*Aim of the task*. Your task is to print the material below exactly as presented.

(Stored data)
=-=-=-=-=

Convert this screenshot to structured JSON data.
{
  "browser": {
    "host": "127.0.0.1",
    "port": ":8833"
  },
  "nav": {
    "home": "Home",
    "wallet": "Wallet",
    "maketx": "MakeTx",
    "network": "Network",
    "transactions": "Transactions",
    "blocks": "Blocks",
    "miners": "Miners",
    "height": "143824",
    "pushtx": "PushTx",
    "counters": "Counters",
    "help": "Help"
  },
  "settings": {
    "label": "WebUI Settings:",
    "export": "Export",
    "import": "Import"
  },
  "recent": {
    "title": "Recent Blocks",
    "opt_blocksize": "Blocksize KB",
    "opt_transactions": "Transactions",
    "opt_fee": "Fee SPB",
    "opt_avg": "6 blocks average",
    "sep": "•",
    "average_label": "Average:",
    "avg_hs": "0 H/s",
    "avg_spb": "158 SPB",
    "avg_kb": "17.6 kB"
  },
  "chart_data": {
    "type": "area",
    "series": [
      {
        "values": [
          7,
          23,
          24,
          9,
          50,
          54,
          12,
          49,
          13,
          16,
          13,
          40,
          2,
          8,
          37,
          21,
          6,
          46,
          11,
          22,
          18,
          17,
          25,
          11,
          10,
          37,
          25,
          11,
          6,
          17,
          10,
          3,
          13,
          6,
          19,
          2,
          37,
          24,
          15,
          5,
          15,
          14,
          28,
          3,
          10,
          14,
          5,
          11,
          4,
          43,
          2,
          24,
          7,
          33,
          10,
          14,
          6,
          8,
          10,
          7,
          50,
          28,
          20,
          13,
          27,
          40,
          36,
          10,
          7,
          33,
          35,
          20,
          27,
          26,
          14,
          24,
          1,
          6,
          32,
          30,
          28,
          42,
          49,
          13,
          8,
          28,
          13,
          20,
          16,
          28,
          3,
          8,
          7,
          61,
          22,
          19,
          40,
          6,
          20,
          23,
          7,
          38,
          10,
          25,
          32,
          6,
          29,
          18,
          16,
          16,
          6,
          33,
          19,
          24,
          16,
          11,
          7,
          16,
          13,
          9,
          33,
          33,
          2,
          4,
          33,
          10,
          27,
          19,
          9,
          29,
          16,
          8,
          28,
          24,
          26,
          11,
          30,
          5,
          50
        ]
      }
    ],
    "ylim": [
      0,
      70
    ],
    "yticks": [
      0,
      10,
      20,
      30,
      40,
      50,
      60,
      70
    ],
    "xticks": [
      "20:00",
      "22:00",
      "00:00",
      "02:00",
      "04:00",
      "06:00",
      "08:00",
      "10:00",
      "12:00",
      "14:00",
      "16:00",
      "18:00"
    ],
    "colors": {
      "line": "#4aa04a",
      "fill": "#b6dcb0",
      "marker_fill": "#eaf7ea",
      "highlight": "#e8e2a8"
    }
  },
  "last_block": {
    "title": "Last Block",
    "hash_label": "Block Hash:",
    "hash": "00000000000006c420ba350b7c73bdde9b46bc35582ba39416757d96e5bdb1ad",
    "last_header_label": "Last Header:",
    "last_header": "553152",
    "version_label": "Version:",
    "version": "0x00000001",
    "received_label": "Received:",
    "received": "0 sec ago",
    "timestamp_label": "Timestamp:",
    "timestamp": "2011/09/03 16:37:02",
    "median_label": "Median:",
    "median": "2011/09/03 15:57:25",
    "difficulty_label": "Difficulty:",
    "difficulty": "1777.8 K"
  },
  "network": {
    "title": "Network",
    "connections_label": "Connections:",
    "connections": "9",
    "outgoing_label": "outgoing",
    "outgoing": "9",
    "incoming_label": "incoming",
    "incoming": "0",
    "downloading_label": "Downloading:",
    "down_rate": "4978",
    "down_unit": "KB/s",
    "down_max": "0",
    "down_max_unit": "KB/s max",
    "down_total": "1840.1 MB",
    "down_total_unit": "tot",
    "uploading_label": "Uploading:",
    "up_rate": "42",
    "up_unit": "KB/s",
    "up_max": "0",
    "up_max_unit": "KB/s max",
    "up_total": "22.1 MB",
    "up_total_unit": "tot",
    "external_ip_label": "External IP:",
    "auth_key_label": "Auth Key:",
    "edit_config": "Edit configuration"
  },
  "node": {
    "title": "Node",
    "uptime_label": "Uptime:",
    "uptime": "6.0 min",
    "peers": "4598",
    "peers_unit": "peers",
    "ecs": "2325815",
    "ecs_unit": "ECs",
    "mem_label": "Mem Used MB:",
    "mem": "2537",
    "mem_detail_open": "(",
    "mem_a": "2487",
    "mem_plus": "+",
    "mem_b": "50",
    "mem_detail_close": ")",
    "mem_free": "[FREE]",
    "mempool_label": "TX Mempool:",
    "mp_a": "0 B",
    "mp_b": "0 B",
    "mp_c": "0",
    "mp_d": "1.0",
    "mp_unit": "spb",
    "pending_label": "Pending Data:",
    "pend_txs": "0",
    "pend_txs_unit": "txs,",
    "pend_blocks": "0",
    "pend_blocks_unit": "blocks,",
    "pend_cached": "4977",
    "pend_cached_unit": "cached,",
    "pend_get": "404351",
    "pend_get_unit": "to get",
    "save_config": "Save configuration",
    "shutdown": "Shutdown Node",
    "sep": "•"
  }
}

=-=-=-=-=

*Correct output*.
Convert this screenshot to structured JSON data.
{
  "browser": {
    "host": "127.0.0.1",
    "port": ":8833"
  },
  "nav": {
    "home": "Home",
    "wallet": "Wallet",
    "maketx": "MakeTx",
    "network": "Network",
    "transactions": "Transactions",
    "blocks": "Blocks",
    "miners": "Miners",
    "height": "143824",
    "pushtx": "PushTx",
    "counters": "Counters",
    "help": "Help"
  },
  "settings": {
    "label": "WebUI Settings:",
    "export": "Export",
    "import": "Import"
  },
  "recent": {
    "title": "Recent Blocks",
    "opt_blocksize": "Blocksize KB",
    "opt_transactions": "Transactions",
    "opt_fee": "Fee SPB",
    "opt_avg": "6 blocks average",
    "sep": "•",
    "average_label": "Average:",
    "avg_hs": "0 H/s",
    "avg_spb": "158 SPB",
    "avg_kb": "17.6 kB"
  },
  "chart_data": {
    "type": "area",
    "series": [
      {
        "values": [
          7,
          23,
          24,
          9,
          50,
          54,
          12,
          49,
          13,
          16,
          13,
          40,
          2,
          8,
          37,
          21,
          6,
          46,
          11,
          22,
          18,
          17,
          25,
          11,
          10,
          37,
          25,
          11,
          6,
          17,
          10,
          3,
          13,
          6,
          19,
          2,
          37,
          24,
          15,
          5,
          15,
          14,
          28,
          3,
          10,
          14,
          5,
          11,
          4,
          43,
          2,
          24,
          7,
          33,
          10,
          14,
          6,
          8,
          10,
          7,
          50,
          28,
          20,
          13,
          27,
          40,
          36,
          10,
          7,
          33,
          35,
          20,
          27,
          26,
          14,
          24,
          1,
          6,
          32,
          30,
          28,
          42,
          49,
          13,
          8,
          28,
          13,
          20,
          16,
          28,
          3,
          8,
          7,
          61,
          22,
          19,
          40,
          6,
          20,
          23,
          7,
          38,
          10,
          25,
          32,
          6,
          29,
          18,
          16,
          16,
          6,
          33,
          19,
          24,
          16,
          11,
          7,
          16,
          13,
          9,
          33,
          33,
          2,
          4,
          33,
          10,
          27,
          19,
          9,
          29,
          16,
          8,
          28,
          24,
          26,
          11,
          30,
          5,
          50
        ]
      }
    ],
    "ylim": [
      0,
      70
    ],
    "yticks": [
      0,
      10,
      20,
      30,
      40,
      50,
      60,
      70
    ],
    "xticks": [
      "20:00",
      "22:00",
      "00:00",
      "02:00",
      "04:00",
      "06:00",
      "08:00",
      "10:00",
      "12:00",
      "14:00",
      "16:00",
      "18:00"
    ],
    "colors": {
      "line": "#4aa04a",
      "fill": "#b6dcb0",
      "marker_fill": "#eaf7ea",
      "highlight": "#e8e2a8"
    }
  },
  "last_block": {
    "title": "Last Block",
    "hash_label": "Block Hash:",
    "hash": "00000000000006c420ba350b7c73bdde9b46bc35582ba39416757d96e5bdb1ad",
    "last_header_label": "Last Header:",
    "last_header": "553152",
    "version_label": "Version:",
    "version": "0x00000001",
    "received_label": "Received:",
    "received": "0 sec ago",
    "timestamp_label": "Timestamp:",
    "timestamp": "2011/09/03 16:37:02",
    "median_label": "Median:",
    "median": "2011/09/03 15:57:25",
    "difficulty_label": "Difficulty:",
    "difficulty": "1777.8 K"
  },
  "network": {
    "title": "Network",
    "connections_label": "Connections:",
    "connections": "9",
    "outgoing_label": "outgoing",
    "outgoing": "9",
    "incoming_label": "incoming",
    "incoming": "0",
    "downloading_label": "Downloading:",
    "down_rate": "4978",
    "down_unit": "KB/s",
    "down_max": "0",
    "down_max_unit": "KB/s max",
    "down_total": "1840.1 MB",
    "down_total_unit": "tot",
    "uploading_label": "Uploading:",
    "up_rate": "42",
    "up_unit": "KB/s",
    "up_max": "0",
    "up_max_unit": "KB/s max",
    "up_total": "22.1 MB",
    "up_total_unit": "tot",
    "external_ip_label": "External IP:",
    "auth_key_label": "Auth Key:",
    "edit_config": "Edit configuration"
  },
  "node": {
    "title": "Node",
    "uptime_label": "Uptime:",
    "uptime": "6.0 min",
    "peers": "4598",
    "peers_unit": "peers",
    "ecs": "2325815",
    "ecs_unit": "ECs",
    "mem_label": "Mem Used MB:",
    "mem": "2537",
    "mem_detail_open": "(",
    "mem_a": "2487",
    "mem_plus": "+",
    "mem_b": "50",
    "mem_detail_close": ")",
    "mem_free": "[FREE]",
    "mempool_label": "TX Mempool:",
    "mp_a": "0 B",
    "mp_b": "0 B",
    "mp_c": "0",
    "mp_d": "1.0",
    "mp_unit": "spb",
    "pending_label": "Pending Data:",
    "pend_txs": "0",
    "pend_txs_unit": "txs,",
    "pend_blocks": "0",
    "pend_blocks_unit": "blocks,",
    "pend_cached": "4977",
    "pend_cached_unit": "cached,",
    "pend_get": "404351",
    "pend_get_unit": "to get",
    "save_config": "Save configuration",
    "shutdown": "Shutdown Node",
    "sep": "•"
  }
}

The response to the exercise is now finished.